*Problem to solve*.
Reproduce all of the data exactly, with no line skipped.

++++ Data for this exercise ++++

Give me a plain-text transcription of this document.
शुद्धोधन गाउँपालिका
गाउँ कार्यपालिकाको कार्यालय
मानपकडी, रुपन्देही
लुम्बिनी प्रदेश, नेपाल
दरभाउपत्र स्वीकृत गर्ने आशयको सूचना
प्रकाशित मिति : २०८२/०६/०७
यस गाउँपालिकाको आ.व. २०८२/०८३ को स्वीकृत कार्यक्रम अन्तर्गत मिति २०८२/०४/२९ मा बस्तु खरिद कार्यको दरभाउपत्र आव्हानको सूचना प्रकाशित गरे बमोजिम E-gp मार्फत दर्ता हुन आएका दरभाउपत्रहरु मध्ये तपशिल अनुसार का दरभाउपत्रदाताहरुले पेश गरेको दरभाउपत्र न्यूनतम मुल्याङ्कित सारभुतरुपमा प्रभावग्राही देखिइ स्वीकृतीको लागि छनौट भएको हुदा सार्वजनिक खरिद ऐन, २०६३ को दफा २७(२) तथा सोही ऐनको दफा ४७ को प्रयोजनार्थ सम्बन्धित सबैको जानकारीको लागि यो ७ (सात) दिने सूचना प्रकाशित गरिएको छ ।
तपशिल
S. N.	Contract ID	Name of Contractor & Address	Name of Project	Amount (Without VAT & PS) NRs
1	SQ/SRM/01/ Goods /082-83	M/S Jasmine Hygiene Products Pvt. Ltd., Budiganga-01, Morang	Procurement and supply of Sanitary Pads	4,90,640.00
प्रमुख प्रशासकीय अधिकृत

++++

*Finished exercise*.
Give me a plain-text transcription of this document.
शुद्धोधन गाउँपालिका
गाउँ कार्यपालिकाको कार्यालय
मानपकडी, रुपन्देही
लुम्बिनी प्रदेश, नेपाल
दरभाउपत्र स्वीकृत गर्ने आशयको सूचना
प्रकाशित मिति : २०८२/०६/०७
यस गाउँपालिकाको आ.व. २०८२/०८३ को स्वीकृत कार्यक्रम अन्तर्गत मिति २०८२/०४/२९ मा बस्तु खरिद कार्यको दरभाउपत्र आव्हानको सूचना प्रकाशित गरे बमोजिम E-gp मार्फत दर्ता हुन आएका दरभाउपत्रहरु मध्ये तपशिल अनुसार का दरभाउपत्रदाताहरुले पेश गरेको दरभाउपत्र न्यूनतम मुल्याङ्कित सारभुतरुपमा प्रभावग्राही देखिइ स्वीकृतीको लागि छनौट भएको हुदा सार्वजनिक खरिद ऐन, २०६३ को दफा २७(२) तथा सोही ऐनको दफा ४७ को प्रयोजनार्थ सम्बन्धित सबैको जानकारीको लागि यो ७ (सात) दिने सूचना प्रकाशित गरिएको छ ।
तपशिल
S. N.	Contract ID	Name of Contractor & Address	Name of Project	Amount (Without VAT & PS) NRs
1	SQ/SRM/01/ Goods /082-83	M/S Jasmine Hygiene Products Pvt. Ltd., Budiganga-01, Morang	Procurement and supply of Sanitary Pads	4,90,640.00
प्रमुख प्रशासकीय अधिकृत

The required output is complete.